**Exercise instructions:** Within the listing below, locate all lines containing the word "from". Copy each one.

+-------+

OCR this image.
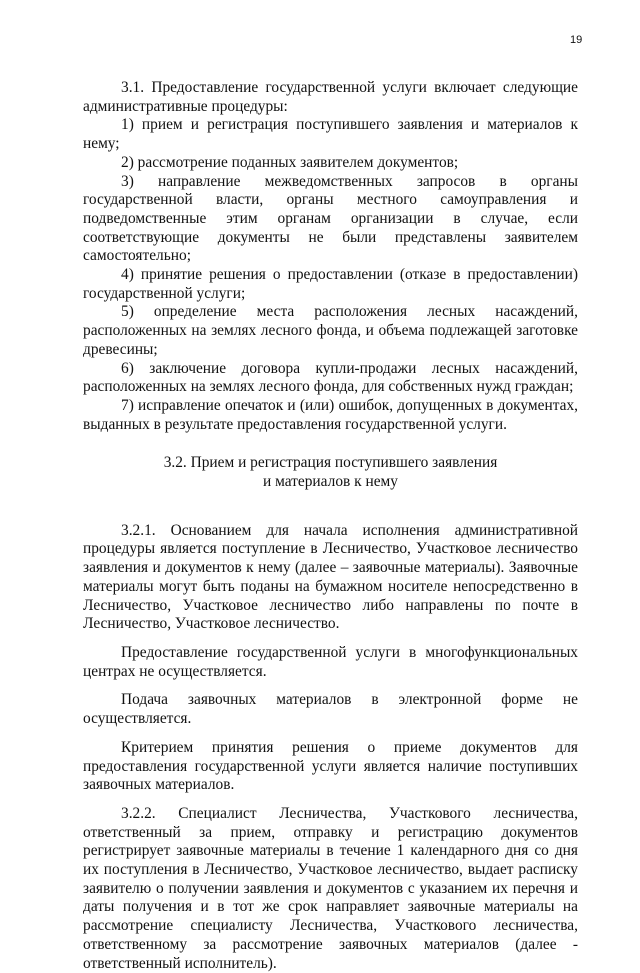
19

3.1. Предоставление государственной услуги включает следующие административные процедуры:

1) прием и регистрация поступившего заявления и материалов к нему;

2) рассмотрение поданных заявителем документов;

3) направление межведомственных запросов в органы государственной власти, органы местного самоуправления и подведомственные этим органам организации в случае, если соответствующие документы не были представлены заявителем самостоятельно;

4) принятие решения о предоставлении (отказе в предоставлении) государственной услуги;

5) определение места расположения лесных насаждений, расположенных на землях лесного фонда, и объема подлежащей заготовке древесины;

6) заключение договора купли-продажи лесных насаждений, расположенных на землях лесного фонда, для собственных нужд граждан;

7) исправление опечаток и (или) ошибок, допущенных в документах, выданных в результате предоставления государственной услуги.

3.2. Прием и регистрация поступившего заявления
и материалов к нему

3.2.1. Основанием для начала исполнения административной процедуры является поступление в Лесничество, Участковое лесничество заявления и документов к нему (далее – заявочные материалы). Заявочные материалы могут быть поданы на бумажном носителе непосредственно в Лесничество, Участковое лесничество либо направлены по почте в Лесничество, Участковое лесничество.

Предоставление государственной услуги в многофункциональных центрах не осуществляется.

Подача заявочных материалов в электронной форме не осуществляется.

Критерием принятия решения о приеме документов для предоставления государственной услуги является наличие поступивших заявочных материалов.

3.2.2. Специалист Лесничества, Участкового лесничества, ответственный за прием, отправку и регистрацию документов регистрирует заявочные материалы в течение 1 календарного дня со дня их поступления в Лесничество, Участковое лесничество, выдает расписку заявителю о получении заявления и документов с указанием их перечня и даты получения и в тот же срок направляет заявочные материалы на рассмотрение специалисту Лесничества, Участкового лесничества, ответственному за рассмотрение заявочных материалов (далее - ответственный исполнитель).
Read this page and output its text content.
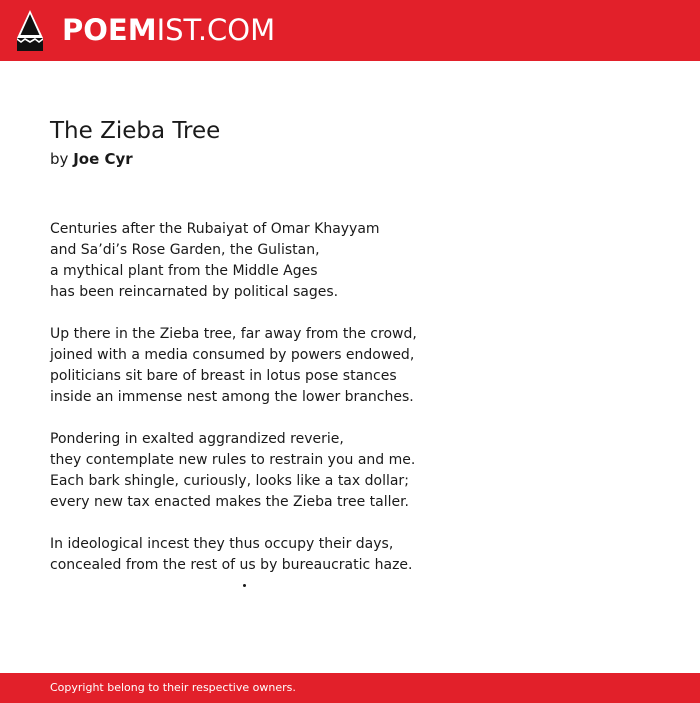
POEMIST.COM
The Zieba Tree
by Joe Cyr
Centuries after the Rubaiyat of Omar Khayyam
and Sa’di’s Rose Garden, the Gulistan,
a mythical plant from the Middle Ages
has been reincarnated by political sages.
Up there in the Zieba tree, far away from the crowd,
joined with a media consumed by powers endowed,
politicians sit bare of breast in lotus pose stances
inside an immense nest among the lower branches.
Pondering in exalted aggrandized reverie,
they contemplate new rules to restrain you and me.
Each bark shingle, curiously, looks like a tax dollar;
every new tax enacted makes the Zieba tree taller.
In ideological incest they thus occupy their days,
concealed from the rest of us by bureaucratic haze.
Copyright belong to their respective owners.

+-------+

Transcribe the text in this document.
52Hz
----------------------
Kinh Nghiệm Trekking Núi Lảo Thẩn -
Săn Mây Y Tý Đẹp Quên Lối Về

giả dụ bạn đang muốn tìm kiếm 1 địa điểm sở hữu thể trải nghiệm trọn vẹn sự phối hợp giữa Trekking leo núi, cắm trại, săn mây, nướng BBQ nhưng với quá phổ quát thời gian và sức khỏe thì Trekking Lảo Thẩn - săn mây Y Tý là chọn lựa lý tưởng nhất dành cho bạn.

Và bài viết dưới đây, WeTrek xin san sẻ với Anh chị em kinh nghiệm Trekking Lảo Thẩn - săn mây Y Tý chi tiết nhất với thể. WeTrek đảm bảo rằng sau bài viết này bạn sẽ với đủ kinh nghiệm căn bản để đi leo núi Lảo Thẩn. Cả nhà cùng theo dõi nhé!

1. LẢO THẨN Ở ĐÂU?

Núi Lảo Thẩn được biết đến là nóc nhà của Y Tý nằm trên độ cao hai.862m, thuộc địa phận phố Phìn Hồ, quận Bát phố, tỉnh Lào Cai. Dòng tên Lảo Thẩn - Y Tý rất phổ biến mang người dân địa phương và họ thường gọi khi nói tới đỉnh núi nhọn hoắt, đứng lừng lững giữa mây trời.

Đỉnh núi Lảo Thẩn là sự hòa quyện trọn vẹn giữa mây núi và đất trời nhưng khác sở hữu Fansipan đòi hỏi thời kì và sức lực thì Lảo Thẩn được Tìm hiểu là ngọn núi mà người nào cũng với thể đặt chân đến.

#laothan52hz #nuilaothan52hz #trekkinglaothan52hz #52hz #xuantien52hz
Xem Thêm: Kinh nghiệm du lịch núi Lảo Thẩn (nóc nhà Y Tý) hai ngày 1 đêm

+-------+

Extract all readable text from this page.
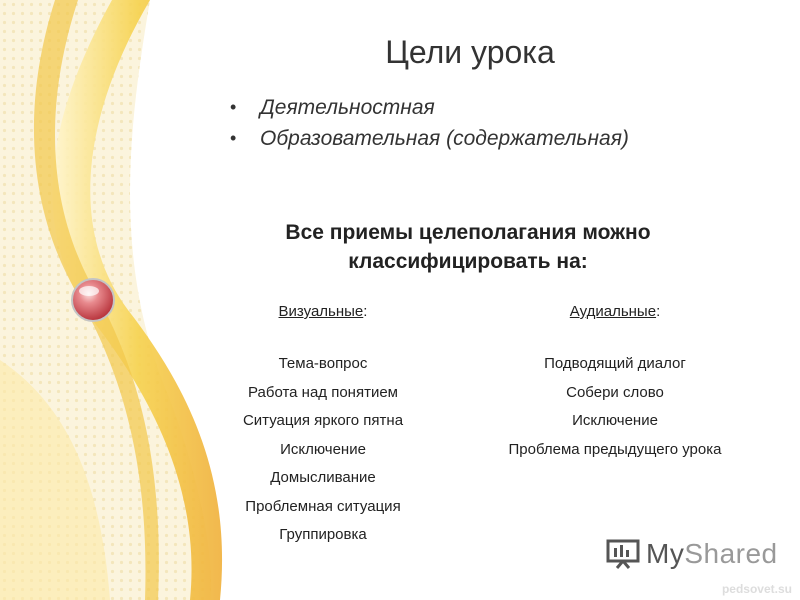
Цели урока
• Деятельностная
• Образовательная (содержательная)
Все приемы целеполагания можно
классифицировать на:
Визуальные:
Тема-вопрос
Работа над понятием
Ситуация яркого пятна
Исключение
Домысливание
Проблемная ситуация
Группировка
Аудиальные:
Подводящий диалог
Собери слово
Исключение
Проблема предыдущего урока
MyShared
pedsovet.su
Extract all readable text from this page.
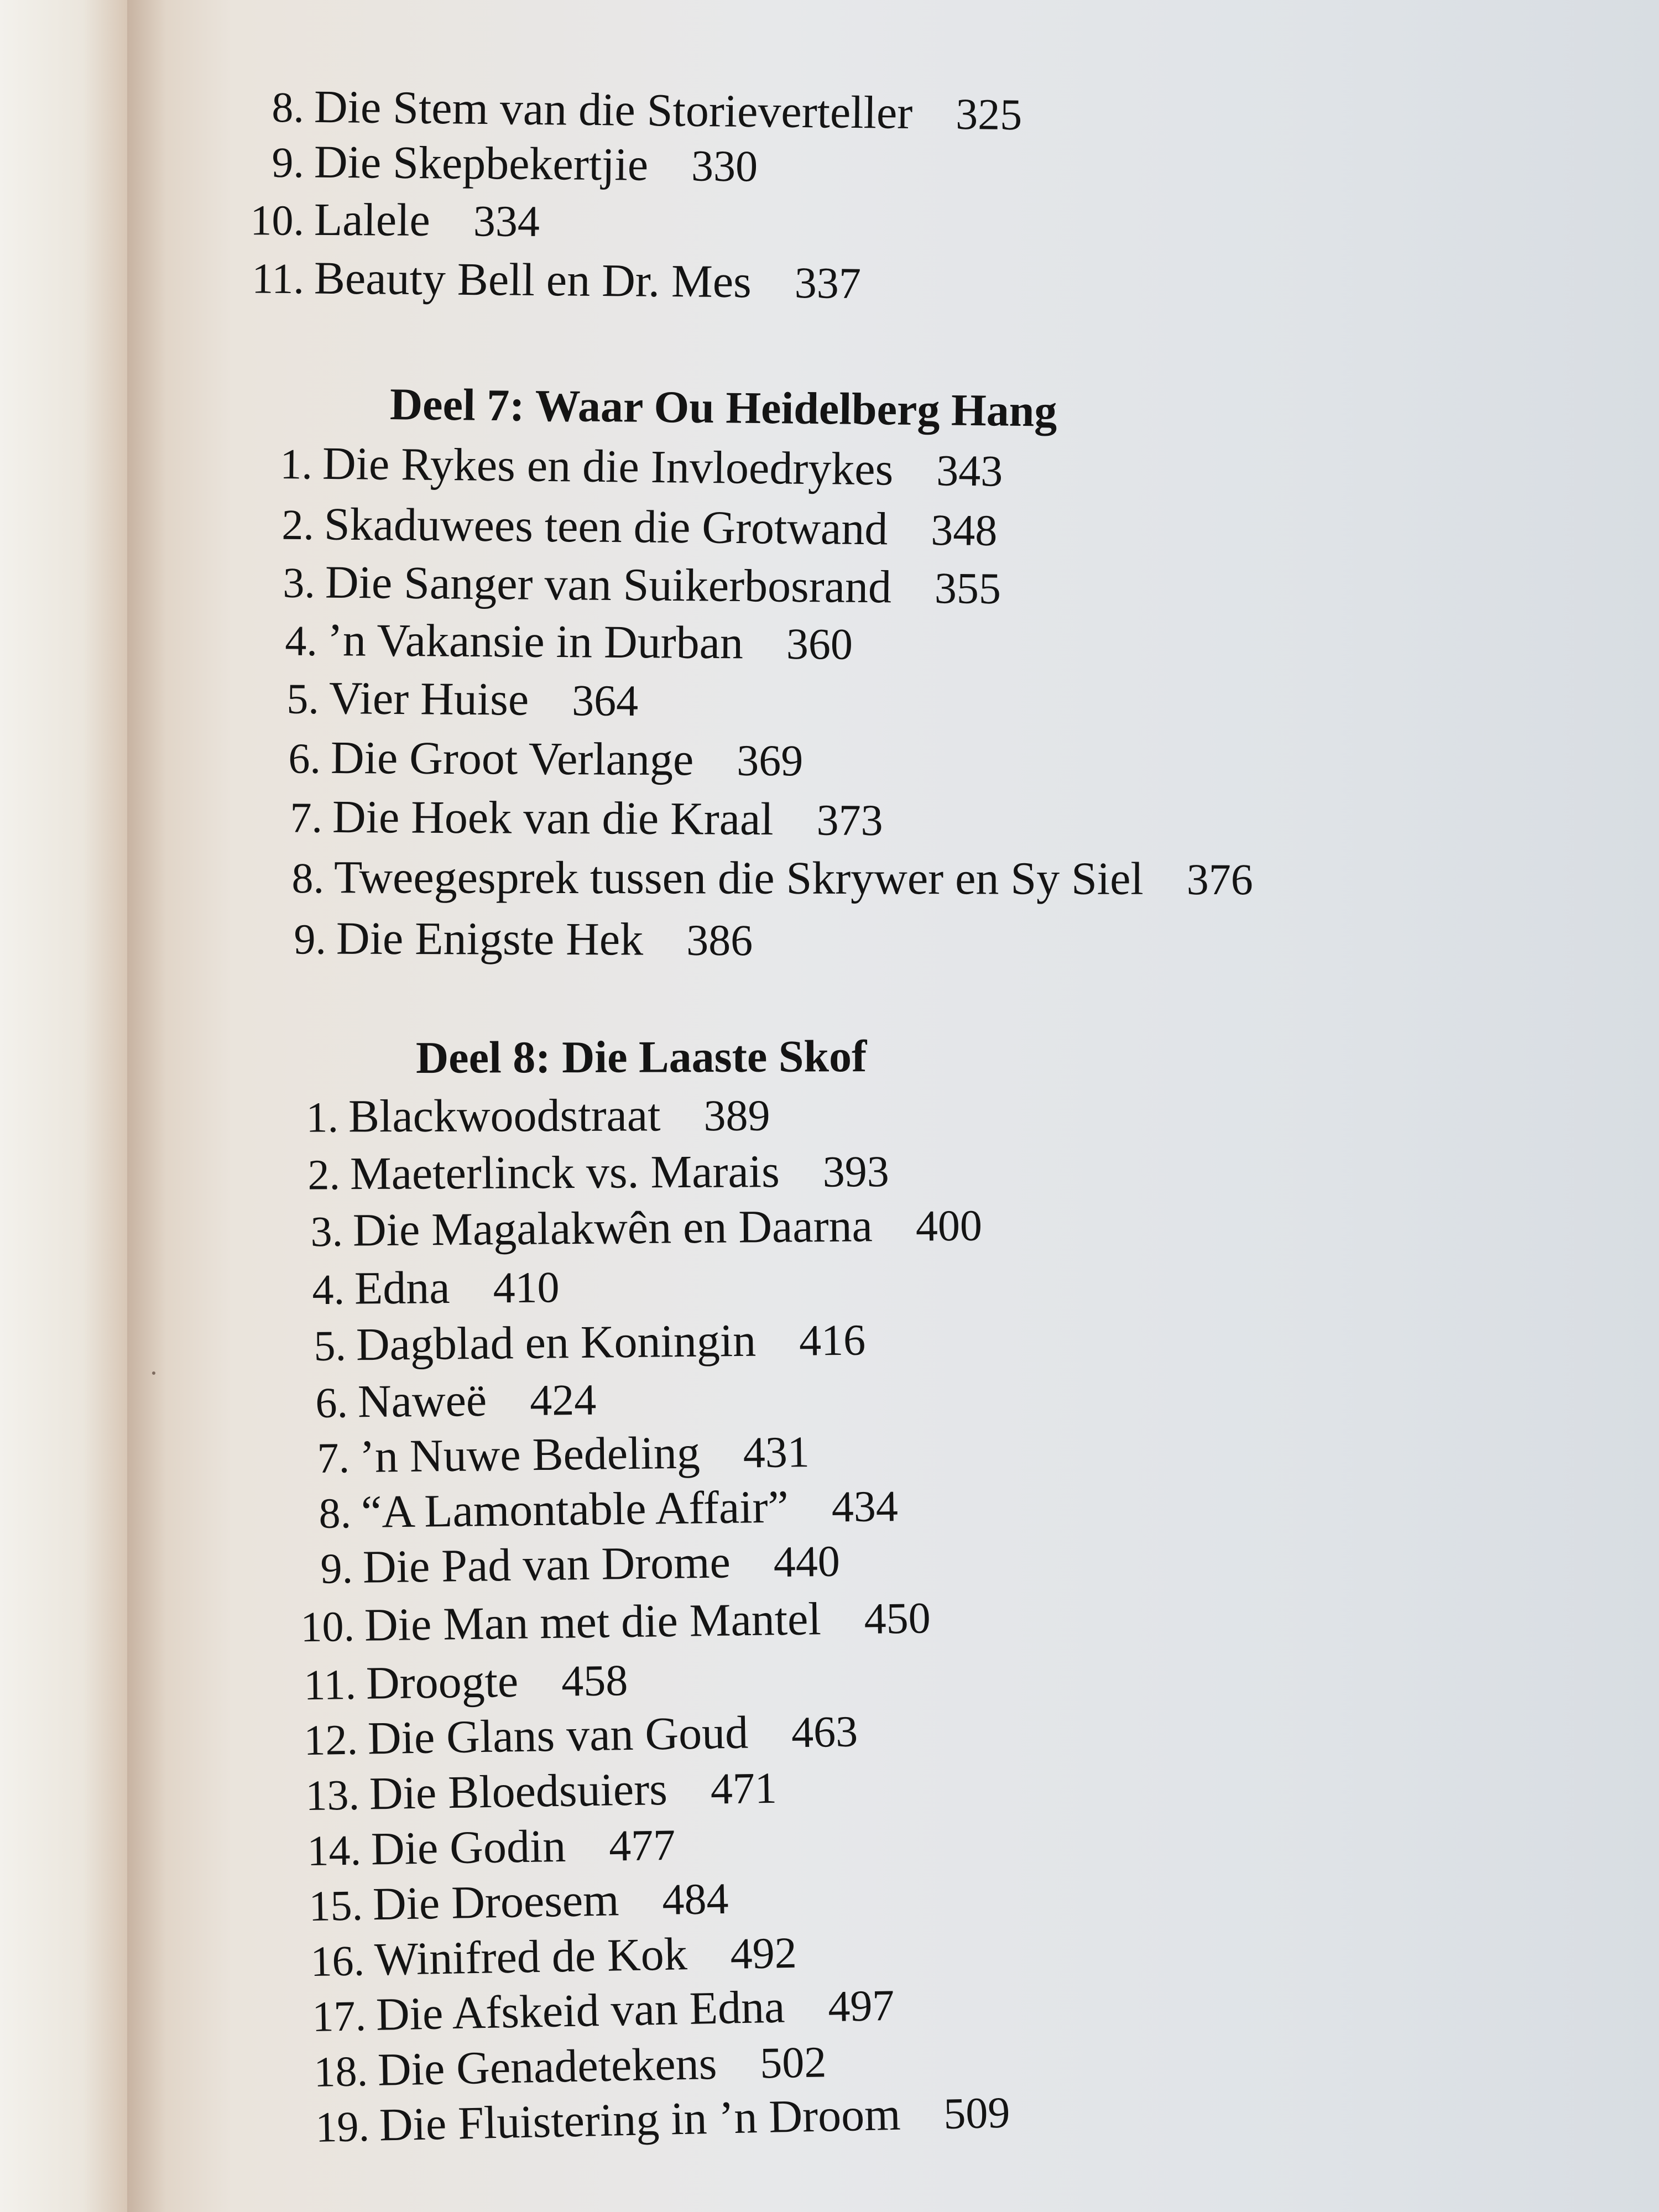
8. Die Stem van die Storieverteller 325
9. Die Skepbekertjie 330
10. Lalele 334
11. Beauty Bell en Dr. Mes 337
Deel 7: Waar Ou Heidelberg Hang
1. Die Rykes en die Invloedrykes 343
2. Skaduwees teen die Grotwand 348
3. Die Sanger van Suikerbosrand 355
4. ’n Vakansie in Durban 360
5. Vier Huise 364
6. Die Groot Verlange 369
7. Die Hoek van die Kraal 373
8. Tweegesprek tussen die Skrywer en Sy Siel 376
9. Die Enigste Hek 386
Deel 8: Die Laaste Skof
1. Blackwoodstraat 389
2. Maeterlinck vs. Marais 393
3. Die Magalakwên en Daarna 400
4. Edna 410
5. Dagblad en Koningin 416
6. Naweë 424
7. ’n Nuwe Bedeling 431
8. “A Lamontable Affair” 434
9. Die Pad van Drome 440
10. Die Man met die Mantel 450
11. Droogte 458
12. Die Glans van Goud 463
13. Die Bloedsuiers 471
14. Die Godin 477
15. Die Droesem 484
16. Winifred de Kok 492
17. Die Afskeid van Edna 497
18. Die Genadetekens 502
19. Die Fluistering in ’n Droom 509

+-------+

**Right answer:**
a mythical plant from the Middle Ages
Up there in the Zieba tree, far away from the crowd,
concealed from the rest of us by bureaucratic haze.
Extract all readable text from this page.
Extract all readable text from this page.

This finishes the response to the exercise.